> _Task details_: Across the entries below, how many lines contain the word "document"? Give the number alone.
— Begin Available data —
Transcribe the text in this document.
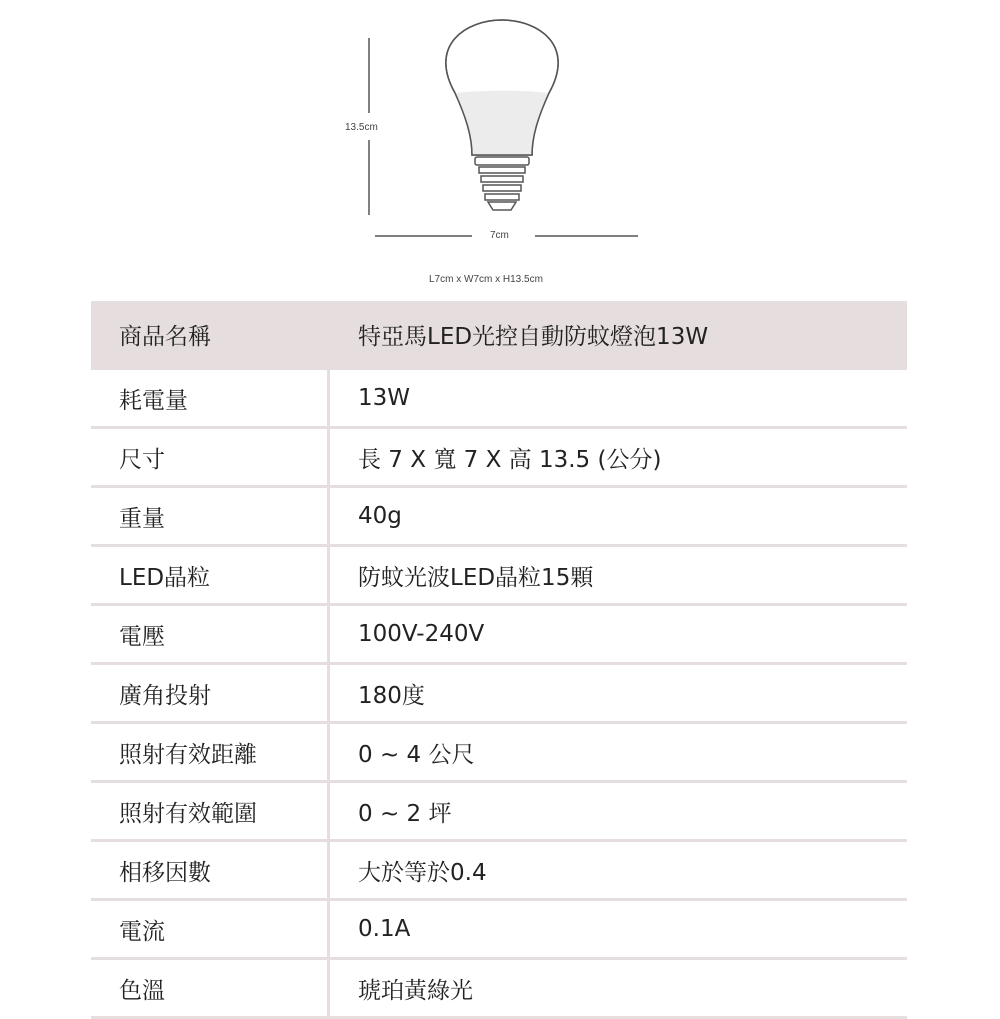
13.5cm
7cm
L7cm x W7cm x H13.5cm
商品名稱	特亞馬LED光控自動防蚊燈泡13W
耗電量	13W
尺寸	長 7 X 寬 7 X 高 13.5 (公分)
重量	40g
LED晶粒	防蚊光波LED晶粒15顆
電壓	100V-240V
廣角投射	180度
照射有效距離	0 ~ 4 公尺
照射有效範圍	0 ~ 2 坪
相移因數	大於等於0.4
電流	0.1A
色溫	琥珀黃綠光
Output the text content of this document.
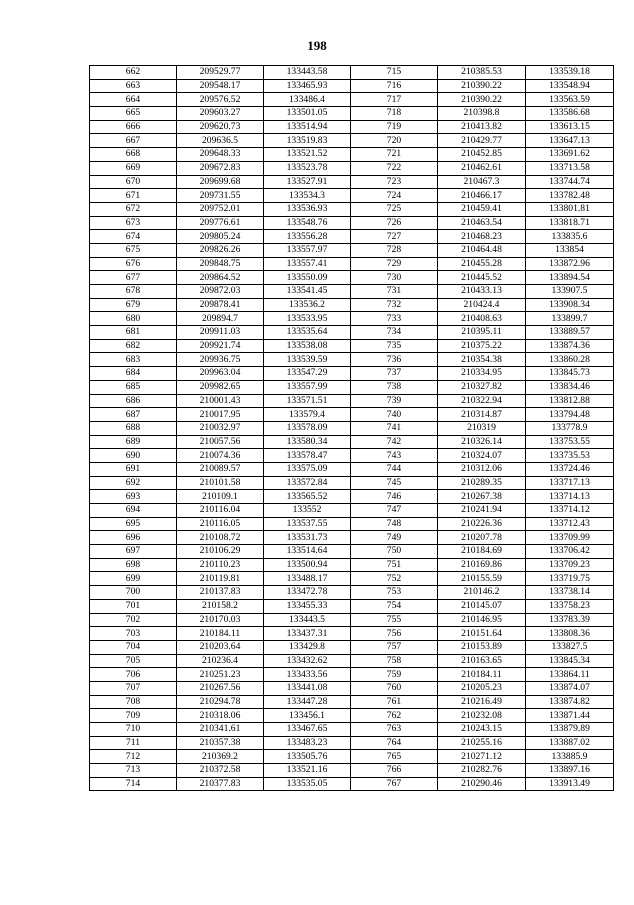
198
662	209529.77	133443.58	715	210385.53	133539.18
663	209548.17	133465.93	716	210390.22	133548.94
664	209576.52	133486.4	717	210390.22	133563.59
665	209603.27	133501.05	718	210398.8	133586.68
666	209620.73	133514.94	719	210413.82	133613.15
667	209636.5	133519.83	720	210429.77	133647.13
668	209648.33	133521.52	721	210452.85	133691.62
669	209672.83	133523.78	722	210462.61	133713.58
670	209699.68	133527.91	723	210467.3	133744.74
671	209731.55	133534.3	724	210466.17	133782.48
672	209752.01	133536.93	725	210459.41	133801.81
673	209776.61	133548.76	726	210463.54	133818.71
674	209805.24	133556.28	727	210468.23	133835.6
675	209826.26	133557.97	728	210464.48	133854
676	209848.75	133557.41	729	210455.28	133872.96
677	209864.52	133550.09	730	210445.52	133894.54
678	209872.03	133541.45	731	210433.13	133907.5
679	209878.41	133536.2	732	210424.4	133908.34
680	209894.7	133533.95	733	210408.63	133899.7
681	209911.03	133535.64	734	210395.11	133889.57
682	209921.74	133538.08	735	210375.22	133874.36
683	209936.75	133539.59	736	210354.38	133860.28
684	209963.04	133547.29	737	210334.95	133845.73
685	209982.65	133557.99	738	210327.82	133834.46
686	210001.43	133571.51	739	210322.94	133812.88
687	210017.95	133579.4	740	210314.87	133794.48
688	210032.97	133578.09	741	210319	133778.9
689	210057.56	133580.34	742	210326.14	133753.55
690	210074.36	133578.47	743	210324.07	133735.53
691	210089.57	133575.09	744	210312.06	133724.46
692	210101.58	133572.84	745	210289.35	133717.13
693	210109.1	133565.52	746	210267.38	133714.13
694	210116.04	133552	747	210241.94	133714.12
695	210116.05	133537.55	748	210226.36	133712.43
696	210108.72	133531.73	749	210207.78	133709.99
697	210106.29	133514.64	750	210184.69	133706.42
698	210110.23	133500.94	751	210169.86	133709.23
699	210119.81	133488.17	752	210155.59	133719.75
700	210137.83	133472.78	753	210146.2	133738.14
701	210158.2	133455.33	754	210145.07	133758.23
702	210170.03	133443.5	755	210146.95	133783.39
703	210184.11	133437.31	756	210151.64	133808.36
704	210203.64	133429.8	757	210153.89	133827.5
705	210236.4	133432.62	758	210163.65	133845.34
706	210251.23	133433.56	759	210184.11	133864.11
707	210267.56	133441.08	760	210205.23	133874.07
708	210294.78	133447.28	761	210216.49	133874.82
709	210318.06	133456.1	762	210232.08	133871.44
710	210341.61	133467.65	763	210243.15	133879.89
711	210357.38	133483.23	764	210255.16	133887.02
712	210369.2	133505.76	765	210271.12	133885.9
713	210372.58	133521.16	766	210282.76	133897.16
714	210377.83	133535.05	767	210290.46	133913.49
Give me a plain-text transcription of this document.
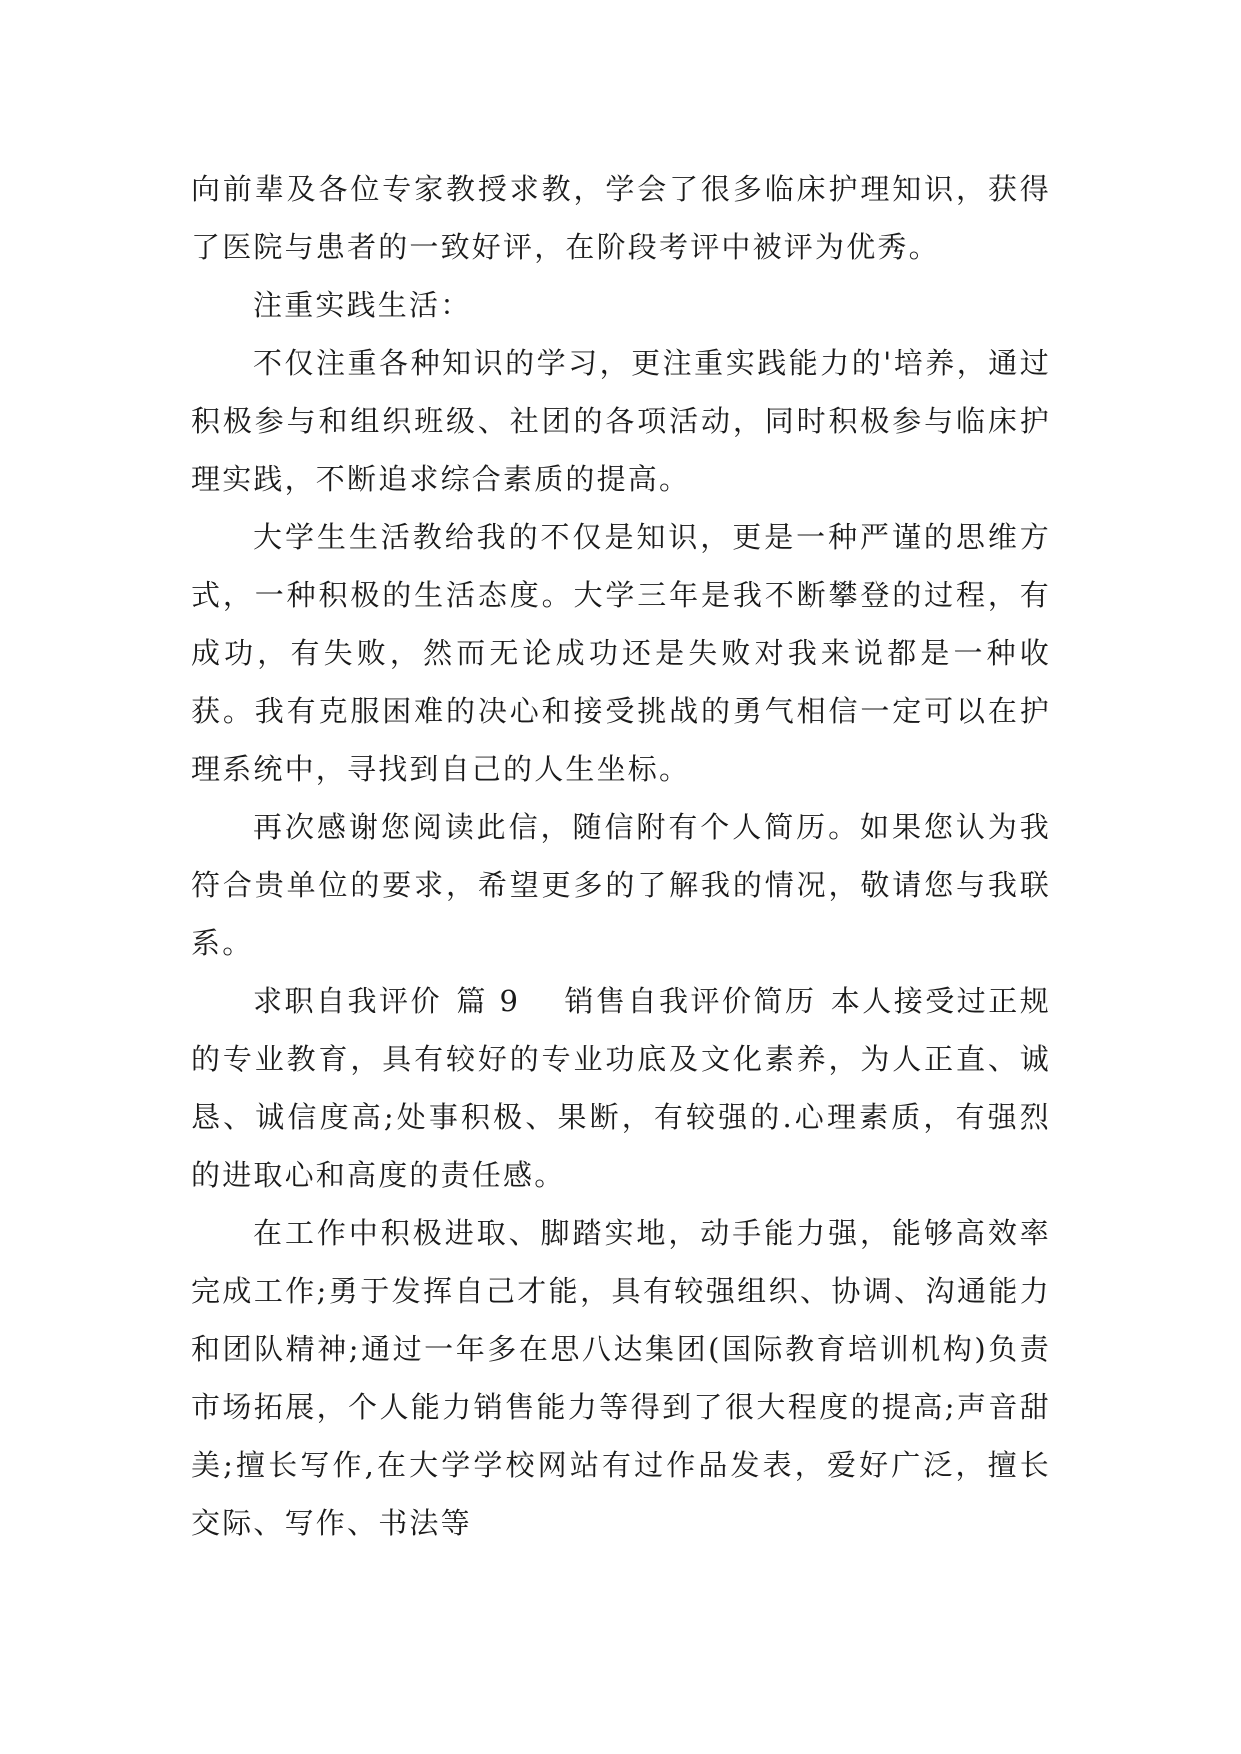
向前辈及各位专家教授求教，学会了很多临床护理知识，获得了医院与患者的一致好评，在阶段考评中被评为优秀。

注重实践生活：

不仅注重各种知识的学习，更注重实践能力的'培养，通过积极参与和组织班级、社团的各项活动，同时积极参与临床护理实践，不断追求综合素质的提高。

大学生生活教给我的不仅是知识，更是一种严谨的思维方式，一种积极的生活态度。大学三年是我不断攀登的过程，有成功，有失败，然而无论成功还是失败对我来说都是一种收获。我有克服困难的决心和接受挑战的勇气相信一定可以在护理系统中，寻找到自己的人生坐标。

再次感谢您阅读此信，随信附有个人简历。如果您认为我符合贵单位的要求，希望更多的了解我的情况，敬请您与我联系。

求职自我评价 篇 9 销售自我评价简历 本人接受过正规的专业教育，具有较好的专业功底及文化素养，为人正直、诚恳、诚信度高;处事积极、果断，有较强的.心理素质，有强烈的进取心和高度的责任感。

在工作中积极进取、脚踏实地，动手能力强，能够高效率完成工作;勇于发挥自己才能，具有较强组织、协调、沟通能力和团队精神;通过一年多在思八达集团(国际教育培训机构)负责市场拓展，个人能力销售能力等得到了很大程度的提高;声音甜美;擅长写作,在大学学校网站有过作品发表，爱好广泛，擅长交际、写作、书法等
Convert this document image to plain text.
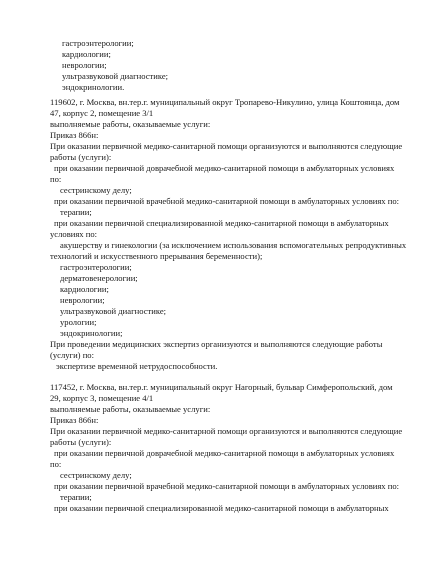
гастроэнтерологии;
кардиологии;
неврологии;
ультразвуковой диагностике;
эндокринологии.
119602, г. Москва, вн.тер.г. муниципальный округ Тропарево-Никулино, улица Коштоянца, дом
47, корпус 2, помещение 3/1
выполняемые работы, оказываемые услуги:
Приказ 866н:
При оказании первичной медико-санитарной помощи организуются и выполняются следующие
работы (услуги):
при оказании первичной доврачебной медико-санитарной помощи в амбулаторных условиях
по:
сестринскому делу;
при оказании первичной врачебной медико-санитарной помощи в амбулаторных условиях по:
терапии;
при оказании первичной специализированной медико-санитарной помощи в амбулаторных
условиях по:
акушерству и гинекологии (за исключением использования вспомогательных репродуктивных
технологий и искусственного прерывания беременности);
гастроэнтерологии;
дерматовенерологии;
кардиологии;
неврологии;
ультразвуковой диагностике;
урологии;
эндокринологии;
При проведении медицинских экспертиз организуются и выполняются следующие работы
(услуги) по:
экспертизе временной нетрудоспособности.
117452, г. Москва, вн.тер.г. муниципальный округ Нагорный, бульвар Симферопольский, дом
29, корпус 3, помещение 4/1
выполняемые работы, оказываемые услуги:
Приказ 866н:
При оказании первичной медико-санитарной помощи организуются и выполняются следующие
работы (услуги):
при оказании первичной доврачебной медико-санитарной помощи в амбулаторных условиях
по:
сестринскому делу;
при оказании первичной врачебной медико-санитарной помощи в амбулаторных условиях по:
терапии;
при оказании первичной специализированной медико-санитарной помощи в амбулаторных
— End Available data —
> _Right answer_: 4